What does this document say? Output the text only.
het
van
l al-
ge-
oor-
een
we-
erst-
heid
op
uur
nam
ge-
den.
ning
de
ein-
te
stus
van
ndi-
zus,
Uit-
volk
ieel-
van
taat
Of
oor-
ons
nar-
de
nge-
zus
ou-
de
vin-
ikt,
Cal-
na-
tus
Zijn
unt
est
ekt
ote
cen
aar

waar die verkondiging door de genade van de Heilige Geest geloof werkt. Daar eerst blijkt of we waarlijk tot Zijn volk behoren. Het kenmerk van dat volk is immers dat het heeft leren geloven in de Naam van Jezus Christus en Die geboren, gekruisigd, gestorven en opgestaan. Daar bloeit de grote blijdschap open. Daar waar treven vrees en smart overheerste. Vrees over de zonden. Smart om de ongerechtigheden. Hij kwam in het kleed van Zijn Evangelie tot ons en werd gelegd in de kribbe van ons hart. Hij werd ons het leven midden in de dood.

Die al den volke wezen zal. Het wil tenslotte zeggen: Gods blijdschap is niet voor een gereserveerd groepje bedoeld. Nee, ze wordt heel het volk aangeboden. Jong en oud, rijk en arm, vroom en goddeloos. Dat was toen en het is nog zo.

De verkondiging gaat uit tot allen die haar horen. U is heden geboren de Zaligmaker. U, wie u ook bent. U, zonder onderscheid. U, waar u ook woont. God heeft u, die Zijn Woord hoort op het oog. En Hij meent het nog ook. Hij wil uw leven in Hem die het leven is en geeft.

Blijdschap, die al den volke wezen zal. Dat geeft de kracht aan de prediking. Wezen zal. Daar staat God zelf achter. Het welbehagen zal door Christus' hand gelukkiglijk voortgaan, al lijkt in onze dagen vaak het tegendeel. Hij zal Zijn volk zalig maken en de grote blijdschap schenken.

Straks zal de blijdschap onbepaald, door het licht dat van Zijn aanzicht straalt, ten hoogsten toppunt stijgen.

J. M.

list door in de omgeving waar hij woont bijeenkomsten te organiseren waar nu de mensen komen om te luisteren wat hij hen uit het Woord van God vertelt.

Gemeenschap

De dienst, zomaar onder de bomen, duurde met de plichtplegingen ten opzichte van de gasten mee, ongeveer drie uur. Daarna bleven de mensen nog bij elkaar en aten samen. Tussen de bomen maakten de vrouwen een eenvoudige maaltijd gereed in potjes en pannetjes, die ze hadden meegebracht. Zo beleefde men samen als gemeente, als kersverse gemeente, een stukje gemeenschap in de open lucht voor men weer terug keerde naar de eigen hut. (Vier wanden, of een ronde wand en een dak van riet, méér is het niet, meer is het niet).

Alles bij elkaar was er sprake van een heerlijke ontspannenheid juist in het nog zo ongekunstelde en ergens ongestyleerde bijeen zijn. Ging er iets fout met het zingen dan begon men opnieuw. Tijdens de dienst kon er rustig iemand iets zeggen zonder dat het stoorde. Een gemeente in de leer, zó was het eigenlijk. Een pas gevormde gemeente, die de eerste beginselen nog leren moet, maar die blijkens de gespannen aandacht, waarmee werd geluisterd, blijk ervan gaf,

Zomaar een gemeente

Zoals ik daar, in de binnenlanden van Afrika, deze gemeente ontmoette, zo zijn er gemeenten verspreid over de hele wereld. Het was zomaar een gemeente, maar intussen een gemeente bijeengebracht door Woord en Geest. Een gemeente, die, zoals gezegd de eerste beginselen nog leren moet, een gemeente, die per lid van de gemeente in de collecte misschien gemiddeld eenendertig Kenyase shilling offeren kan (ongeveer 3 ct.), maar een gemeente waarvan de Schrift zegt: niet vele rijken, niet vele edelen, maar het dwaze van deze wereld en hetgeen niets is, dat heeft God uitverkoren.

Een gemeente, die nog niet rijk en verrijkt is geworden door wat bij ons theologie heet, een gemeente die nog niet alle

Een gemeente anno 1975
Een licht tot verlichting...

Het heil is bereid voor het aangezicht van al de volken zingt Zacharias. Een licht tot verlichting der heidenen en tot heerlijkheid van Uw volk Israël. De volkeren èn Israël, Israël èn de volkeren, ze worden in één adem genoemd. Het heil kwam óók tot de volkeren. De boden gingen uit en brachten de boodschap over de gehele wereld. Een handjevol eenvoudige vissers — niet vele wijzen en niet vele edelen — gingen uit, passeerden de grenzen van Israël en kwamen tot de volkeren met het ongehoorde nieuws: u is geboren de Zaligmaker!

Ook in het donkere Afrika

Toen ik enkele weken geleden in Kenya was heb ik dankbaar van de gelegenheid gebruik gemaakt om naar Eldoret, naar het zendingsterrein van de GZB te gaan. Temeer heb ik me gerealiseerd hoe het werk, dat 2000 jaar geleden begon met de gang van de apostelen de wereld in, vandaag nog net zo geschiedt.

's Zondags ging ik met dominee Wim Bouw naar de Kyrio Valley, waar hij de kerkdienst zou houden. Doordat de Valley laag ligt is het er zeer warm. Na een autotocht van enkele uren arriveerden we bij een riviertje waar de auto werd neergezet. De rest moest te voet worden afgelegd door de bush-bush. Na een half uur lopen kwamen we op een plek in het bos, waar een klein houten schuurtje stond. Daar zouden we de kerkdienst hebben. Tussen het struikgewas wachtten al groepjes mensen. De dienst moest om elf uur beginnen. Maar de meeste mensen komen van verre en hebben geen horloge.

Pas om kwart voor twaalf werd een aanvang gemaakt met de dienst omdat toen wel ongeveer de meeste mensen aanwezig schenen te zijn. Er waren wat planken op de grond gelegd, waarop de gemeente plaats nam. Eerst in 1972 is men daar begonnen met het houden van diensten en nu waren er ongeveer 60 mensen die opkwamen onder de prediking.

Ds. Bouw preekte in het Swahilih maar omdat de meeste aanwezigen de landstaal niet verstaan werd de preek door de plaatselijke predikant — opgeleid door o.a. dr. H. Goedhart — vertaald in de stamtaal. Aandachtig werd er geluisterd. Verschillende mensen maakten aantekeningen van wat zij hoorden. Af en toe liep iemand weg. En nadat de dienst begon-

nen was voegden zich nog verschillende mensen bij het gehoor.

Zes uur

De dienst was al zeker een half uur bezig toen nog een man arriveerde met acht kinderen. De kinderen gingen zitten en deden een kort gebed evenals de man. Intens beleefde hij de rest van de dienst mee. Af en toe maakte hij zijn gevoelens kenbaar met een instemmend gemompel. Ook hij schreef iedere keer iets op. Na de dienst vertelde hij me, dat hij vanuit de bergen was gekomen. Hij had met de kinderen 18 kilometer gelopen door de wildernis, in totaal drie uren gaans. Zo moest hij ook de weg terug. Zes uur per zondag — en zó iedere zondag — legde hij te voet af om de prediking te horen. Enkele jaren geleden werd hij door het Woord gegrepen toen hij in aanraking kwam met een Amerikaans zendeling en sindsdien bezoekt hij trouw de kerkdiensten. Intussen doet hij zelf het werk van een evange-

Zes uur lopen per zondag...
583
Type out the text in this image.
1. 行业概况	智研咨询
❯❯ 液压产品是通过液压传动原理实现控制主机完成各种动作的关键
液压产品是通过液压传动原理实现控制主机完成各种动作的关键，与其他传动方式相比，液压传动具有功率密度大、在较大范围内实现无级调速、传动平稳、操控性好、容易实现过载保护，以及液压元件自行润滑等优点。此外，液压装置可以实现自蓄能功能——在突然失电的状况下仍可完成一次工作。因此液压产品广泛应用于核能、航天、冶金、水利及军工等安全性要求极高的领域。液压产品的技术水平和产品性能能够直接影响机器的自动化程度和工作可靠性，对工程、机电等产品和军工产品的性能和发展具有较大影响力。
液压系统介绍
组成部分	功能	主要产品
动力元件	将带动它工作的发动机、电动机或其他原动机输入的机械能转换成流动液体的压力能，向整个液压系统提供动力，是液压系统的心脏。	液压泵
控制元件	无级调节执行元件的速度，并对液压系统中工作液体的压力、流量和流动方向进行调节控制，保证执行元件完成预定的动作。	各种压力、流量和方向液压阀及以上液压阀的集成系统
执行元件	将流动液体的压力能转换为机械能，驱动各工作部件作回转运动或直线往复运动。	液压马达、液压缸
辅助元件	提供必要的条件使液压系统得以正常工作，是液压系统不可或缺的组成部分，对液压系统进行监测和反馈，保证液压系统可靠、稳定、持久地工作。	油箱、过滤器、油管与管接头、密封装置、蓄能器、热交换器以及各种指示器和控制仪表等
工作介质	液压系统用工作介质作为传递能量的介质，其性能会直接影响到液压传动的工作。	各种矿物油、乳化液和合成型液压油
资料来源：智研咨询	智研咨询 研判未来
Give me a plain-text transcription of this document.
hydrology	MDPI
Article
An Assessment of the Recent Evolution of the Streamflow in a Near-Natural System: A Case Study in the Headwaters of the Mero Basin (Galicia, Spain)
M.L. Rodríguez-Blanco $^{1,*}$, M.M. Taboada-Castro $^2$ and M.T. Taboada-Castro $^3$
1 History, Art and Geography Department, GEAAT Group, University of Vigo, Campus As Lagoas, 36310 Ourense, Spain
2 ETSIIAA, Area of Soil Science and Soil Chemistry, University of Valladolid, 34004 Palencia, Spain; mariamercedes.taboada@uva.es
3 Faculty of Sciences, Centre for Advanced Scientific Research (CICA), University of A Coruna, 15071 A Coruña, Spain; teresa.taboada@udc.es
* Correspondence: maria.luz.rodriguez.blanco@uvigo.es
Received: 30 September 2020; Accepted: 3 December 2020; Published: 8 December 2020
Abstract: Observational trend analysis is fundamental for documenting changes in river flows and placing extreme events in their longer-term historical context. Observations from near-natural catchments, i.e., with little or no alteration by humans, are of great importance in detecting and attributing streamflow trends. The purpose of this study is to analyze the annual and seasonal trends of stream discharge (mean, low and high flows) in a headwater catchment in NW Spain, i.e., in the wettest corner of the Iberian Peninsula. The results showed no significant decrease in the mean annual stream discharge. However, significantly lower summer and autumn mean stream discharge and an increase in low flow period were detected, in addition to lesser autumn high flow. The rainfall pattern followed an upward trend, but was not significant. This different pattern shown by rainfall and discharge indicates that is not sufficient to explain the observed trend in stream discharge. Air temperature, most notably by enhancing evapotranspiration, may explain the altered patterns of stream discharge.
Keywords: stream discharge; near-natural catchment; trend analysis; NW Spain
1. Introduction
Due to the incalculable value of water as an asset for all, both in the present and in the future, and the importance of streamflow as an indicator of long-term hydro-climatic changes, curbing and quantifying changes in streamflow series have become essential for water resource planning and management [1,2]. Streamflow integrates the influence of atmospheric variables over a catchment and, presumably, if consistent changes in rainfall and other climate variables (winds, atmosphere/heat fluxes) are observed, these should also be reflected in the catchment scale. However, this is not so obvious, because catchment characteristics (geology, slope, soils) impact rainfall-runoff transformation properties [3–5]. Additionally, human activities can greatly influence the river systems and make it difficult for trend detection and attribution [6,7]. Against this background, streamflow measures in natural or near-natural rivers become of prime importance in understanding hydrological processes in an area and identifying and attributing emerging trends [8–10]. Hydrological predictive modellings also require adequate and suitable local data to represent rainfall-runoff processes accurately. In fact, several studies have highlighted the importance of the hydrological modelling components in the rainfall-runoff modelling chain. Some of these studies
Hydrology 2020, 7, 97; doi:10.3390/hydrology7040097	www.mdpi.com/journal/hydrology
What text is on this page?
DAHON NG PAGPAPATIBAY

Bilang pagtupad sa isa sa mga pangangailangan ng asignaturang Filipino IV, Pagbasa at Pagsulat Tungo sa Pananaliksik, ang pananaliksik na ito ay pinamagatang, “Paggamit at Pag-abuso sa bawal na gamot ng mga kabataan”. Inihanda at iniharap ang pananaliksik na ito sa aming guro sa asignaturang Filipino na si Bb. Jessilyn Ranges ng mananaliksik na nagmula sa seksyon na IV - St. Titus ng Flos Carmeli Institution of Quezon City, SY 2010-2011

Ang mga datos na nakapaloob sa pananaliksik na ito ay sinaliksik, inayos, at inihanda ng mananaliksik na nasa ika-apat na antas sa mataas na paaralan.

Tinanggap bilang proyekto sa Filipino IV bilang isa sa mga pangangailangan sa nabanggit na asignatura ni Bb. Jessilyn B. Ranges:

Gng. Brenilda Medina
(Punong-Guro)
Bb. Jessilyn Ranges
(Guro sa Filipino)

——————————

Your output consists solely of the lines from the one with "What text is on this page?" through the last line, copied exactly.

◆ Response below
What text is on this page?
DAHON NG PAGPAPATIBAY

Bilang pagtupad sa isa sa mga pangangailangan ng asignaturang Filipino IV, Pagbasa at Pagsulat Tungo sa Pananaliksik, ang pananaliksik na ito ay pinamagatang, “Paggamit at Pag-abuso sa bawal na gamot ng mga kabataan”. Inihanda at iniharap ang pananaliksik na ito sa aming guro sa asignaturang Filipino na si Bb. Jessilyn Ranges ng mananaliksik na nagmula sa seksyon na IV - St. Titus ng Flos Carmeli Institution of Quezon City, SY 2010-2011

Ang mga datos na nakapaloob sa pananaliksik na ito ay sinaliksik, inayos, at inihanda ng mananaliksik na nasa ika-apat na antas sa mataas na paaralan.

Tinanggap bilang proyekto sa Filipino IV bilang isa sa mga pangangailangan sa nabanggit na asignatura ni Bb. Jessilyn B. Ranges:

Gng. Brenilda Medina
(Punong-Guro)
Bb. Jessilyn Ranges
(Guro sa Filipino)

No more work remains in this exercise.